- Task to carry out -
Write the data out again, character for character, with no images.

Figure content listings
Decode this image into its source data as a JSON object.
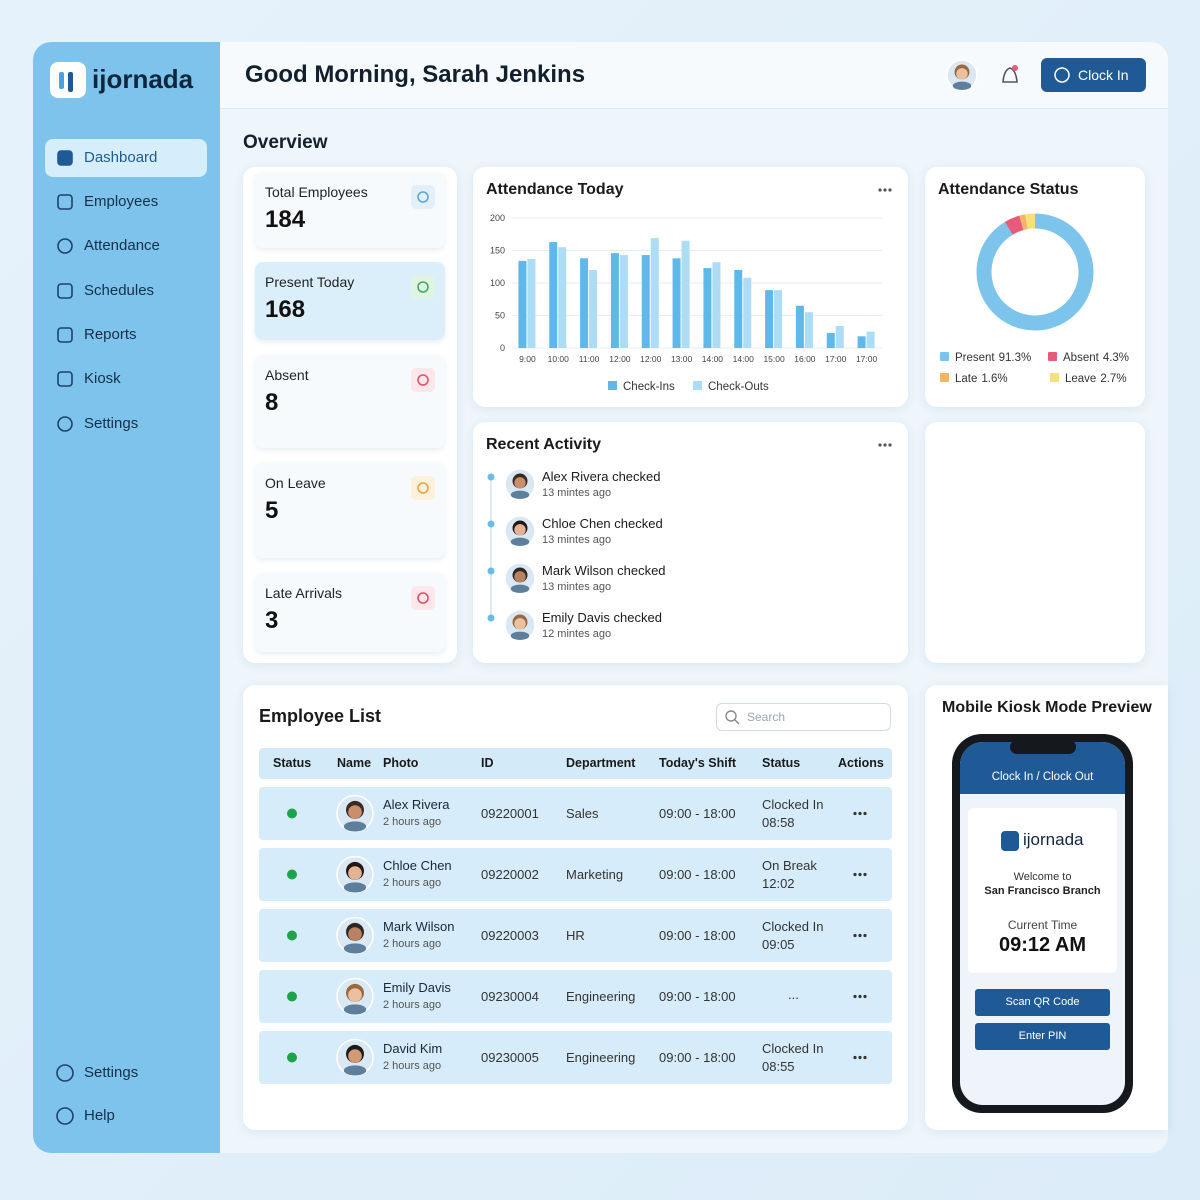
{
  "brand": "ijornada",
  "nav": {
    "items": [
      "Dashboard",
      "Employees",
      "Attendance",
      "Schedules",
      "Reports",
      "Kiosk",
      "Settings"
    ],
    "bottom": [
      "Settings",
      "Help"
    ]
  },
  "header": {
    "greeting": "Good Morning, Sarah Jenkins",
    "clock_in": "Clock In"
  },
  "overview": {
    "title": "Overview",
    "stats": [
      {
        "label": "Total Employees",
        "value": 184
      },
      {
        "label": "Present Today",
        "value": 168
      },
      {
        "label": "Absent",
        "value": 8
      },
      {
        "label": "On Leave",
        "value": 5
      },
      {
        "label": "Late Arrivals",
        "value": 3
      }
    ]
  },
  "chart_data": [
    {
      "type": "bar",
      "title": "Attendance Today",
      "categories": [
        "9:00",
        "10:00",
        "11:00",
        "12:00",
        "12:00",
        "13:00",
        "14:00",
        "14:00",
        "15:00",
        "16:00",
        "17:00",
        "17:00"
      ],
      "series": [
        {
          "name": "Check-Ins",
          "color": "#5fb8ea",
          "values": [
            134,
            163,
            138,
            146,
            143,
            138,
            123,
            120,
            89,
            65,
            23,
            18
          ]
        },
        {
          "name": "Check-Outs",
          "color": "#addcf5",
          "values": [
            137,
            155,
            120,
            143,
            169,
            165,
            132,
            108,
            89,
            55,
            34,
            25
          ]
        }
      ],
      "ylim": [
        0,
        200
      ],
      "yticks": [
        0,
        50,
        100,
        150,
        200
      ],
      "grid": true
    },
    {
      "type": "pie",
      "title": "Attendance Status",
      "categories": [
        "Present",
        "Absent",
        "Late",
        "Leave"
      ],
      "values": [
        91.3,
        4.3,
        1.6,
        2.7
      ],
      "value_labels": [
        "91.3%",
        "4.3%",
        "1.6%",
        "2.7%"
      ],
      "colors": [
        "#7cc4ec",
        "#e85a7a",
        "#f2b36b",
        "#f5e07a"
      ]
    }
  ],
  "recent_activity": {
    "title": "Recent Activity",
    "items": [
      {
        "text": "Alex Rivera checked",
        "time": "13 mintes ago"
      },
      {
        "text": "Chloe Chen checked",
        "time": "13 mintes ago"
      },
      {
        "text": "Mark Wilson checked",
        "time": "13 mintes ago"
      },
      {
        "text": "Emily Davis checked",
        "time": "12 mintes ago"
      }
    ]
  },
  "employee_list": {
    "title": "Employee List",
    "search": "Search",
    "columns": [
      "Status",
      "Name",
      "Photo",
      "ID",
      "Department",
      "Today's Shift",
      "Status",
      "Actions"
    ],
    "rows": [
      {
        "name": "Alex Rivera",
        "since": "2 hours ago",
        "id": "09220001",
        "department": "Sales",
        "shift": "09:00 - 18:00",
        "status": "Clocked In",
        "status_time": "08:58"
      },
      {
        "name": "Chloe Chen",
        "since": "2 hours ago",
        "id": "09220002",
        "department": "Marketing",
        "shift": "09:00 - 18:00",
        "status": "On Break",
        "status_time": "12:02"
      },
      {
        "name": "Mark Wilson",
        "since": "2 hours ago",
        "id": "09220003",
        "department": "HR",
        "shift": "09:00 - 18:00",
        "status": "Clocked In",
        "status_time": "09:05"
      },
      {
        "name": "Emily Davis",
        "since": "2 hours ago",
        "id": "09230004",
        "department": "Engineering",
        "shift": "09:00 - 18:00",
        "status": "..."
      },
      {
        "name": "David Kim",
        "since": "2 hours ago",
        "id": "09230005",
        "department": "Engineering",
        "shift": "09:00 - 18:00",
        "status": "Clocked In",
        "status_time": "08:55"
      }
    ]
  },
  "kiosk": {
    "title": "Mobile Kiosk Mode Preview",
    "header": "Clock In / Clock Out",
    "brand": "ijornada",
    "welcome": "Welcome to",
    "branch": "San Francisco Branch",
    "time_label": "Current Time",
    "time": "09:12 AM",
    "buttons": [
      "Scan QR Code",
      "Enter PIN"
    ]
  }
}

- Final result -
Decode this image into its source data as a JSON object.
{
  "brand": "ijornada",
  "nav": {
    "items": [
      "Dashboard",
      "Employees",
      "Attendance",
      "Schedules",
      "Reports",
      "Kiosk",
      "Settings"
    ],
    "bottom": [
      "Settings",
      "Help"
    ]
  },
  "header": {
    "greeting": "Good Morning, Sarah Jenkins",
    "clock_in": "Clock In"
  },
  "overview": {
    "title": "Overview",
    "stats": [
      {
        "label": "Total Employees",
        "value": 184
      },
      {
        "label": "Present Today",
        "value": 168
      },
      {
        "label": "Absent",
        "value": 8
      },
      {
        "label": "On Leave",
        "value": 5
      },
      {
        "label": "Late Arrivals",
        "value": 3
      }
    ]
  },
  "chart_data": [
    {
      "type": "bar",
      "title": "Attendance Today",
      "categories": [
        "9:00",
        "10:00",
        "11:00",
        "12:00",
        "12:00",
        "13:00",
        "14:00",
        "14:00",
        "15:00",
        "16:00",
        "17:00",
        "17:00"
      ],
      "series": [
        {
          "name": "Check-Ins",
          "color": "#5fb8ea",
          "values": [
            134,
            163,
            138,
            146,
            143,
            138,
            123,
            120,
            89,
            65,
            23,
            18
          ]
        },
        {
          "name": "Check-Outs",
          "color": "#addcf5",
          "values": [
            137,
            155,
            120,
            143,
            169,
            165,
            132,
            108,
            89,
            55,
            34,
            25
          ]
        }
      ],
      "ylim": [
        0,
        200
      ],
      "yticks": [
        0,
        50,
        100,
        150,
        200
      ],
      "grid": true
    },
    {
      "type": "pie",
      "title": "Attendance Status",
      "categories": [
        "Present",
        "Absent",
        "Late",
        "Leave"
      ],
      "values": [
        91.3,
        4.3,
        1.6,
        2.7
      ],
      "value_labels": [
        "91.3%",
        "4.3%",
        "1.6%",
        "2.7%"
      ],
      "colors": [
        "#7cc4ec",
        "#e85a7a",
        "#f2b36b",
        "#f5e07a"
      ]
    }
  ],
  "recent_activity": {
    "title": "Recent Activity",
    "items": [
      {
        "text": "Alex Rivera checked",
        "time": "13 mintes ago"
      },
      {
        "text": "Chloe Chen checked",
        "time": "13 mintes ago"
      },
      {
        "text": "Mark Wilson checked",
        "time": "13 mintes ago"
      },
      {
        "text": "Emily Davis checked",
        "time": "12 mintes ago"
      }
    ]
  },
  "employee_list": {
    "title": "Employee List",
    "search": "Search",
    "columns": [
      "Status",
      "Name",
      "Photo",
      "ID",
      "Department",
      "Today's Shift",
      "Status",
      "Actions"
    ],
    "rows": [
      {
        "name": "Alex Rivera",
        "since": "2 hours ago",
        "id": "09220001",
        "department": "Sales",
        "shift": "09:00 - 18:00",
        "status": "Clocked In",
        "status_time": "08:58"
      },
      {
        "name": "Chloe Chen",
        "since": "2 hours ago",
        "id": "09220002",
        "department": "Marketing",
        "shift": "09:00 - 18:00",
        "status": "On Break",
        "status_time": "12:02"
      },
      {
        "name": "Mark Wilson",
        "since": "2 hours ago",
        "id": "09220003",
        "department": "HR",
        "shift": "09:00 - 18:00",
        "status": "Clocked In",
        "status_time": "09:05"
      },
      {
        "name": "Emily Davis",
        "since": "2 hours ago",
        "id": "09230004",
        "department": "Engineering",
        "shift": "09:00 - 18:00",
        "status": "..."
      },
      {
        "name": "David Kim",
        "since": "2 hours ago",
        "id": "09230005",
        "department": "Engineering",
        "shift": "09:00 - 18:00",
        "status": "Clocked In",
        "status_time": "08:55"
      }
    ]
  },
  "kiosk": {
    "title": "Mobile Kiosk Mode Preview",
    "header": "Clock In / Clock Out",
    "brand": "ijornada",
    "welcome": "Welcome to",
    "branch": "San Francisco Branch",
    "time_label": "Current Time",
    "time": "09:12 AM",
    "buttons": [
      "Scan QR Code",
      "Enter PIN"
    ]
  }
}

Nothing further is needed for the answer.